Do this:
Repeat everything in the material exactly.
begin Provided entries
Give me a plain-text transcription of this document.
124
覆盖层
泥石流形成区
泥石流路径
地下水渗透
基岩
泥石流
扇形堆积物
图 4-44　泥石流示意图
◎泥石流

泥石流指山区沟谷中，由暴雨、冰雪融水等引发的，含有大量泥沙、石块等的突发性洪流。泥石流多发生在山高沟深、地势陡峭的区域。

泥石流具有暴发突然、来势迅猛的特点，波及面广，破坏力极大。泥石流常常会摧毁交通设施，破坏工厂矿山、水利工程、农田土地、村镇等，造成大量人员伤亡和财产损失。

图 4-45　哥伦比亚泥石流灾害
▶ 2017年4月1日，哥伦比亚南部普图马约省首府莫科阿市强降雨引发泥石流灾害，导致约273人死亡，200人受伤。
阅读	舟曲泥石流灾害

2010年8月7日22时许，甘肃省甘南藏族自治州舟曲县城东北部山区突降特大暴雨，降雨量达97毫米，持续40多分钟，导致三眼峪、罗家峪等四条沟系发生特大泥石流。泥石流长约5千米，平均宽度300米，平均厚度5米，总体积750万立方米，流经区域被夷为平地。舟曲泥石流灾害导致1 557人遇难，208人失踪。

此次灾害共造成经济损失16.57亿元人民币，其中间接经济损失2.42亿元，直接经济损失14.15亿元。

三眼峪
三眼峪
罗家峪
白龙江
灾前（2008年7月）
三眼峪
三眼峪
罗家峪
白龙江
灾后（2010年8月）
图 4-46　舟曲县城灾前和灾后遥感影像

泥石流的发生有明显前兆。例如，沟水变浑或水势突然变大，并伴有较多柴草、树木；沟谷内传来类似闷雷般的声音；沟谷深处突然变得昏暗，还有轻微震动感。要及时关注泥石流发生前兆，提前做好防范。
end Provided entries
Finished exercise:
Give me a plain-text transcription of this document.
124
覆盖层
泥石流形成区
泥石流路径
地下水渗透
基岩
泥石流
扇形堆积物
图 4-44　泥石流示意图
◎泥石流

泥石流指山区沟谷中，由暴雨、冰雪融水等引发的，含有大量泥沙、石块等的突发性洪流。泥石流多发生在山高沟深、地势陡峭的区域。

泥石流具有暴发突然、来势迅猛的特点，波及面广，破坏力极大。泥石流常常会摧毁交通设施，破坏工厂矿山、水利工程、农田土地、村镇等，造成大量人员伤亡和财产损失。

图 4-45　哥伦比亚泥石流灾害
▶ 2017年4月1日，哥伦比亚南部普图马约省首府莫科阿市强降雨引发泥石流灾害，导致约273人死亡，200人受伤。
阅读	舟曲泥石流灾害

2010年8月7日22时许，甘肃省甘南藏族自治州舟曲县城东北部山区突降特大暴雨，降雨量达97毫米，持续40多分钟，导致三眼峪、罗家峪等四条沟系发生特大泥石流。泥石流长约5千米，平均宽度300米，平均厚度5米，总体积750万立方米，流经区域被夷为平地。舟曲泥石流灾害导致1 557人遇难，208人失踪。

此次灾害共造成经济损失16.57亿元人民币，其中间接经济损失2.42亿元，直接经济损失14.15亿元。

三眼峪
三眼峪
罗家峪
白龙江
灾前（2008年7月）
三眼峪
三眼峪
罗家峪
白龙江
灾后（2010年8月）
图 4-46　舟曲县城灾前和灾后遥感影像

泥石流的发生有明显前兆。例如，沟水变浑或水势突然变大，并伴有较多柴草、树木；沟谷内传来类似闷雷般的声音；沟谷深处突然变得昏暗，还有轻微震动感。要及时关注泥石流发生前兆，提前做好防范。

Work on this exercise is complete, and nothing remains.